[Extracted data entries]
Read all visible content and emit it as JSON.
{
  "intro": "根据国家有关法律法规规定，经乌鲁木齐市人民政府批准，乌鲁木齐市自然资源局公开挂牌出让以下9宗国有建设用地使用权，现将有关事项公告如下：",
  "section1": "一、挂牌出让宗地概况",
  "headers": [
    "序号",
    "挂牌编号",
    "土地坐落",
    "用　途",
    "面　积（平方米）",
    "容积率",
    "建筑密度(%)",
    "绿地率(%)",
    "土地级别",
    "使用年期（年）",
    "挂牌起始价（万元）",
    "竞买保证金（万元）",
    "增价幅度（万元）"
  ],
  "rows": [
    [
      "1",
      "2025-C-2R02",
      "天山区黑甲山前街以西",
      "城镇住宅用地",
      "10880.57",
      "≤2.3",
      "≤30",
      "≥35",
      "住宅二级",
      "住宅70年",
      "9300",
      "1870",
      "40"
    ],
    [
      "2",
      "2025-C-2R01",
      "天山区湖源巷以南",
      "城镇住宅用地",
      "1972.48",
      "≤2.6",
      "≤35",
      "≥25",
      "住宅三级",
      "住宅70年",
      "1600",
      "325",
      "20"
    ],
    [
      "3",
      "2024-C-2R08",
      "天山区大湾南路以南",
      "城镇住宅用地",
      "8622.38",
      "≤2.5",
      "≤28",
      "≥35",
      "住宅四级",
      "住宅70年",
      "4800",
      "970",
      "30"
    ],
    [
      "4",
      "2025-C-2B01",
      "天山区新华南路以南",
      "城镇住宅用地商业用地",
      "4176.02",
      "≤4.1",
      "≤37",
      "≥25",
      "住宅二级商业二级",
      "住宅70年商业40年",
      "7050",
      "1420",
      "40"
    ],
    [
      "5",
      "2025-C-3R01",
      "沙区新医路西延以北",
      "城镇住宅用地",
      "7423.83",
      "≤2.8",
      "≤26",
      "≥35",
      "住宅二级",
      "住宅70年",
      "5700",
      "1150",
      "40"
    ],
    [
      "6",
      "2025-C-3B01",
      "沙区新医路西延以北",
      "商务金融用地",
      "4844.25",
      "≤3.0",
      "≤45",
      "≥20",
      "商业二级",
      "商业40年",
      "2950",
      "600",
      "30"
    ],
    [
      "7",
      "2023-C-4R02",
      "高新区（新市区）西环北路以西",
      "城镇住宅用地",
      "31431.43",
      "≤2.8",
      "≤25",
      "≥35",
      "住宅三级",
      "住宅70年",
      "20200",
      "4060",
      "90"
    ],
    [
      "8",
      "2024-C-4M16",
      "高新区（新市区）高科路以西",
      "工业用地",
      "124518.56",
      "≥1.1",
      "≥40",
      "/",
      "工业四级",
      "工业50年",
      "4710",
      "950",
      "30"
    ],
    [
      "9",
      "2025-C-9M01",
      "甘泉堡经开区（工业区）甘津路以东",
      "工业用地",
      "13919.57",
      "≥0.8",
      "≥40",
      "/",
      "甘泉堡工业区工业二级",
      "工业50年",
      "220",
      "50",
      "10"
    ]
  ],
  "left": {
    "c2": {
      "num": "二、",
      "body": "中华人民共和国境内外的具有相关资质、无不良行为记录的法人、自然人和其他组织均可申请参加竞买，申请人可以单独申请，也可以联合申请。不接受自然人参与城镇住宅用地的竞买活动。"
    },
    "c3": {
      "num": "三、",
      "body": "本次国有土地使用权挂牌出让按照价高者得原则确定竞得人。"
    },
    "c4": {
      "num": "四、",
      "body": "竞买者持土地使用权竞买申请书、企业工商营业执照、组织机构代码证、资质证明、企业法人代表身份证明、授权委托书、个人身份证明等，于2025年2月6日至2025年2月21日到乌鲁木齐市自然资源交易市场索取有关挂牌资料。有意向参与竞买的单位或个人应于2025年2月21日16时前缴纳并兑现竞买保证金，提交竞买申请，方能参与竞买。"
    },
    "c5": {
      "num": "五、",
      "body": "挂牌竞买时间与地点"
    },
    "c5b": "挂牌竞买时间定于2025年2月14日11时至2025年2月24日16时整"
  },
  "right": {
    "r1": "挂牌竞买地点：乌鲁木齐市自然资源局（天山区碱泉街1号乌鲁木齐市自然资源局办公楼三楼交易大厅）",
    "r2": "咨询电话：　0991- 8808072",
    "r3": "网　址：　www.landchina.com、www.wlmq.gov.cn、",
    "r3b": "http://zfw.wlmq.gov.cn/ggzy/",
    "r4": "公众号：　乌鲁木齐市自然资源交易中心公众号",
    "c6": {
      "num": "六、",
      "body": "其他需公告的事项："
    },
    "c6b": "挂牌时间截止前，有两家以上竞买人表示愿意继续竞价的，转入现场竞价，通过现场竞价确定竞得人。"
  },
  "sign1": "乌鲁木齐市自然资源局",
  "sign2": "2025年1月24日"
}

▶ [REQUIREMENT] From the entries above, select each line containing the string "wlmq".

▶ [RESPONSE TO THE EXERCISE]
    "r3": "网　址：　www.landchina.com、www.wlmq.gov.cn、",
    "r3b": "http://zfw.wlmq.gov.cn/ggzy/",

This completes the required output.